>> START Material for this exercise

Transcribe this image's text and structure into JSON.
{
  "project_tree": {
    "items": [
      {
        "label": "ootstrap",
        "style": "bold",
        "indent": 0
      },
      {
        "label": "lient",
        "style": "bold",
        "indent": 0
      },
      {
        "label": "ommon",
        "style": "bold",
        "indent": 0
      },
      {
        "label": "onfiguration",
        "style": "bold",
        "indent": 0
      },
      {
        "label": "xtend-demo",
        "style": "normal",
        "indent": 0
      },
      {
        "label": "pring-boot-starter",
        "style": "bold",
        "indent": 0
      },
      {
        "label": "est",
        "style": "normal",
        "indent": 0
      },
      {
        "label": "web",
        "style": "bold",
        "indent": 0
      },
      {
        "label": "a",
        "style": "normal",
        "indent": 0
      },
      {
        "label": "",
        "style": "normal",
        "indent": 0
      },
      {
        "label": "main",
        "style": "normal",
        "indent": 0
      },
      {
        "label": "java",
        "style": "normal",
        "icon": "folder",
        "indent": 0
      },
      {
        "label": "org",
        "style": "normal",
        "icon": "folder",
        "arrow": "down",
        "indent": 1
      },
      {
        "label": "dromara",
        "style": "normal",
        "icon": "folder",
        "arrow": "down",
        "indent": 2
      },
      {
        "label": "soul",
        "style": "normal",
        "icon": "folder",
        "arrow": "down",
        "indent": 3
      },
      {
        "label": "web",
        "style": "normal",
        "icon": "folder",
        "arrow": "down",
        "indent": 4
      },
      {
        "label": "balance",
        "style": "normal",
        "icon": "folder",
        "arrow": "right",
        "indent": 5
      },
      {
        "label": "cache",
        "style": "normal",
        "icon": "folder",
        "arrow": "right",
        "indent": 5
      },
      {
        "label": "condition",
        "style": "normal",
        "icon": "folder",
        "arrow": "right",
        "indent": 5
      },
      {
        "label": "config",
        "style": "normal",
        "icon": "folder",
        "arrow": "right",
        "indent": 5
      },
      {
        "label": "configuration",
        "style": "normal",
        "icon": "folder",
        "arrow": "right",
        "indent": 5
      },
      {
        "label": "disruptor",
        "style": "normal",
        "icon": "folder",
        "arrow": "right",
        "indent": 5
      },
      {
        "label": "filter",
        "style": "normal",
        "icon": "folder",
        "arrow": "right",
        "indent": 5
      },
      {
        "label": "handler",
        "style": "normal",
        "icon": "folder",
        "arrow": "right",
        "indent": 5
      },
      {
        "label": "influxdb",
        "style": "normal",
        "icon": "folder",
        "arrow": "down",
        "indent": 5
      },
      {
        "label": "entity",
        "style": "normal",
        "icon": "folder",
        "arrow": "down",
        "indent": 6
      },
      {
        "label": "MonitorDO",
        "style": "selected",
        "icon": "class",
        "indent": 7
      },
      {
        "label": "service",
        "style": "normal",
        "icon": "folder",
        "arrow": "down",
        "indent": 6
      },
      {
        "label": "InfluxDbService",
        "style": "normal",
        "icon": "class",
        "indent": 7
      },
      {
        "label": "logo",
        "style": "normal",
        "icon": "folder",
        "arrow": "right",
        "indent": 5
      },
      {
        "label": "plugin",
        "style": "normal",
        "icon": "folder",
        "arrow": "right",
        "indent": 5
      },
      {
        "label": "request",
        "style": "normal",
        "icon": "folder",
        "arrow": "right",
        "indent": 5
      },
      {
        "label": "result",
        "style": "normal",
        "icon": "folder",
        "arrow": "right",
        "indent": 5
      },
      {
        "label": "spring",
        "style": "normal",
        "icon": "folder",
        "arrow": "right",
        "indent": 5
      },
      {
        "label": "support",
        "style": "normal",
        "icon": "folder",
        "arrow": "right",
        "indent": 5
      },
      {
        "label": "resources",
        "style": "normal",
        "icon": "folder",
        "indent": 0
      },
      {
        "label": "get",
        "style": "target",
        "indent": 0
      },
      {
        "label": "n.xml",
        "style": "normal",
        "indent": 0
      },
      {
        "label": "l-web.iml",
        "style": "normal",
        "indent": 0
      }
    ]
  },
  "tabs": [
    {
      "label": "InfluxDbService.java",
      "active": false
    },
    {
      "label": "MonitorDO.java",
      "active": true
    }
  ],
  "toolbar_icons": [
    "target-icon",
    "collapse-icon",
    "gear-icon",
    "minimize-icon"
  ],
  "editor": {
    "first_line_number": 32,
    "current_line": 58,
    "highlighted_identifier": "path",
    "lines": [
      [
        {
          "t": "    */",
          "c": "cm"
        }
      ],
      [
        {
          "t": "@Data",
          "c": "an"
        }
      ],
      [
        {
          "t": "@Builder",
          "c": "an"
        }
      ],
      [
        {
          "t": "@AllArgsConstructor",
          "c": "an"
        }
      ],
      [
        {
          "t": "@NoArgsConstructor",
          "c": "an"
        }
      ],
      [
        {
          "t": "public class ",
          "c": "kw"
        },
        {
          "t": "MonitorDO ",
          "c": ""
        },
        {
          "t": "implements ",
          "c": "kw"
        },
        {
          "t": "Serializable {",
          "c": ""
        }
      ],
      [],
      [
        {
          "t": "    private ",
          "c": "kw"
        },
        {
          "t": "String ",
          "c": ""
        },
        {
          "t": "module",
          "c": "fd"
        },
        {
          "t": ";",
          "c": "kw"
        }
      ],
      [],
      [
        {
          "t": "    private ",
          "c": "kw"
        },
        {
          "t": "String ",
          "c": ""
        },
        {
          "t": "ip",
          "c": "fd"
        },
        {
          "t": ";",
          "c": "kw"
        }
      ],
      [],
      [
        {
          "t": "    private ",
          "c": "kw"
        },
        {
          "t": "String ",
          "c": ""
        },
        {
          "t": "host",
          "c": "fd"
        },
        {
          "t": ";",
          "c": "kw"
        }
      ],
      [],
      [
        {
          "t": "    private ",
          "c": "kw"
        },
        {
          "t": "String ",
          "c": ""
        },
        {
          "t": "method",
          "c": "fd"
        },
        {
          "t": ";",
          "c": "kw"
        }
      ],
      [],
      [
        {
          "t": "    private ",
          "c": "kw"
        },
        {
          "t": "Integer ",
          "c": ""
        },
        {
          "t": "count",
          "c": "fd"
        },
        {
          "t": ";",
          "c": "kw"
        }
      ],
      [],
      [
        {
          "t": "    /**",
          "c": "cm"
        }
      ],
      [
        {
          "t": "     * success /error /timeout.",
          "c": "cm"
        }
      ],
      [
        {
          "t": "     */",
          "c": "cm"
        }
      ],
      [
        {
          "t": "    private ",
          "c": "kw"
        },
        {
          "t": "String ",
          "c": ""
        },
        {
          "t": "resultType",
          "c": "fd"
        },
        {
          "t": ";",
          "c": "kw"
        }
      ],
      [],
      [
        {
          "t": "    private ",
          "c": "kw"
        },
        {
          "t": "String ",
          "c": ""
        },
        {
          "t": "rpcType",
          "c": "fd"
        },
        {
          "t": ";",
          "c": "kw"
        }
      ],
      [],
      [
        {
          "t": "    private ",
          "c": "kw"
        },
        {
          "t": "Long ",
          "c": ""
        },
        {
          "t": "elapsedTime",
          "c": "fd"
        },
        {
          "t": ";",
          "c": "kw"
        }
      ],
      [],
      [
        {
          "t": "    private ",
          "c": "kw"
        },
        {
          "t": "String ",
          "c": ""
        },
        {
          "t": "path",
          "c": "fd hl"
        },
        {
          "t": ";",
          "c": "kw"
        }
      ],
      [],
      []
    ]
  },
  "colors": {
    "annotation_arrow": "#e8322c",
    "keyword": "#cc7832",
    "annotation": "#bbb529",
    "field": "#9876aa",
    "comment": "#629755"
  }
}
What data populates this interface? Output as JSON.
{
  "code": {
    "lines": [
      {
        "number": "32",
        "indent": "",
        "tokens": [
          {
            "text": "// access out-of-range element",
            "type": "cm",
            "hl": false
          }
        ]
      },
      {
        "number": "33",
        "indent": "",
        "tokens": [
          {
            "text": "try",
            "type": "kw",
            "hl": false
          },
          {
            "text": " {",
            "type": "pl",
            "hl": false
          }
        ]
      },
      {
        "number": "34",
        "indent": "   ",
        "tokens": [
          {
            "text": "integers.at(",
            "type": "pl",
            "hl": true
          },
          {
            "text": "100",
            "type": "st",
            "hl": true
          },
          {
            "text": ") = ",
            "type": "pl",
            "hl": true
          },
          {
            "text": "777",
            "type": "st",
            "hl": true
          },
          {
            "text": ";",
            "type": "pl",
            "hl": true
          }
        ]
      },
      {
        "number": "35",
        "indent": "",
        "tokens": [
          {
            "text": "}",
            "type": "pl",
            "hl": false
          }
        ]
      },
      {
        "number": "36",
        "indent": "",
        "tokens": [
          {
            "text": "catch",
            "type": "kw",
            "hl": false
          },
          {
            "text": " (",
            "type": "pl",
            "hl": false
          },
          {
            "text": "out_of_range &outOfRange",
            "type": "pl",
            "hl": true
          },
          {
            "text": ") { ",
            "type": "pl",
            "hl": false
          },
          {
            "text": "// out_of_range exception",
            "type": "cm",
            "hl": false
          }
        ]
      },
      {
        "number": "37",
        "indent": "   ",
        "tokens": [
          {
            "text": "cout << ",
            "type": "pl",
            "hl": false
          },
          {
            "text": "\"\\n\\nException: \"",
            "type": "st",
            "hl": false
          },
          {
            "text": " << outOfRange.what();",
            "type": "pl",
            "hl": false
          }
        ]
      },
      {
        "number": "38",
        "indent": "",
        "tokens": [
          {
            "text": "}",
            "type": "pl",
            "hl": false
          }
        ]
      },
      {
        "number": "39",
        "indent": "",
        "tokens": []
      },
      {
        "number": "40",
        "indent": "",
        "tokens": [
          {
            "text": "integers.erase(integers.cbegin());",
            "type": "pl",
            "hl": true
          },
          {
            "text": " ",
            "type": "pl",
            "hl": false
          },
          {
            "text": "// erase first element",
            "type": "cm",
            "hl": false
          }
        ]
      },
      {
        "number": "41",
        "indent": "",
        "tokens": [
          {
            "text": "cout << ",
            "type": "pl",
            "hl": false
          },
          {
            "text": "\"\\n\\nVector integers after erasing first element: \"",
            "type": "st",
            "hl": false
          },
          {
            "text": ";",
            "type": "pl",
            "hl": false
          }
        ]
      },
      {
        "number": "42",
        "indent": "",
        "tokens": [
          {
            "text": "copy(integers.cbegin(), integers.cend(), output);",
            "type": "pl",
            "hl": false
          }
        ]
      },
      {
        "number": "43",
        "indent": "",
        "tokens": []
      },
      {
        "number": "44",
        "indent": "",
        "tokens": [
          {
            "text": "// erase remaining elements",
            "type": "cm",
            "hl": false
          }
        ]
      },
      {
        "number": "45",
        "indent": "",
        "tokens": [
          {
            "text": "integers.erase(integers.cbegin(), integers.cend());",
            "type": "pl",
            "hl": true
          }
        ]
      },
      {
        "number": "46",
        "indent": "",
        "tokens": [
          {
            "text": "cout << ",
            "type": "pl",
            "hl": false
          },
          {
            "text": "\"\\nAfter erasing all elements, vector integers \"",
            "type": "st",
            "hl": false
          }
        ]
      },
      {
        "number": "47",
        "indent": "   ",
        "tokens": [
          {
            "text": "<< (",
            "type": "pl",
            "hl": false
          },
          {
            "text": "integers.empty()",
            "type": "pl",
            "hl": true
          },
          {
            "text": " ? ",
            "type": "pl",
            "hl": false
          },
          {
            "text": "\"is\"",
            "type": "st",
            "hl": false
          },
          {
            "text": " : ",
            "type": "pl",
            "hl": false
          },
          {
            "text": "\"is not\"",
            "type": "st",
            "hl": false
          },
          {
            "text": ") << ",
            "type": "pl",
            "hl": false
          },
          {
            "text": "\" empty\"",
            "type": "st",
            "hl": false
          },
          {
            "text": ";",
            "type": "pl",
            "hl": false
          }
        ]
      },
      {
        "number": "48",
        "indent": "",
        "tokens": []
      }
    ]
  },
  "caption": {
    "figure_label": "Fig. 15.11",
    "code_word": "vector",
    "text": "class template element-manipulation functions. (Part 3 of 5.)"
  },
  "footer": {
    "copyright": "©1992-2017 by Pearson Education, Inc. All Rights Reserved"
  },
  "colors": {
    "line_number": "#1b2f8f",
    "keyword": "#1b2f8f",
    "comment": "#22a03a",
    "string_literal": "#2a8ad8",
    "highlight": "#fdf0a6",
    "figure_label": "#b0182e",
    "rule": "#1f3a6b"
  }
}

>> END Material for this exercise

— Stated exercise —
Pull out every line above that holds the word "InfluxDbService".

— Problem solution —
        "label": "InfluxDbService",
      "label": "InfluxDbService.java",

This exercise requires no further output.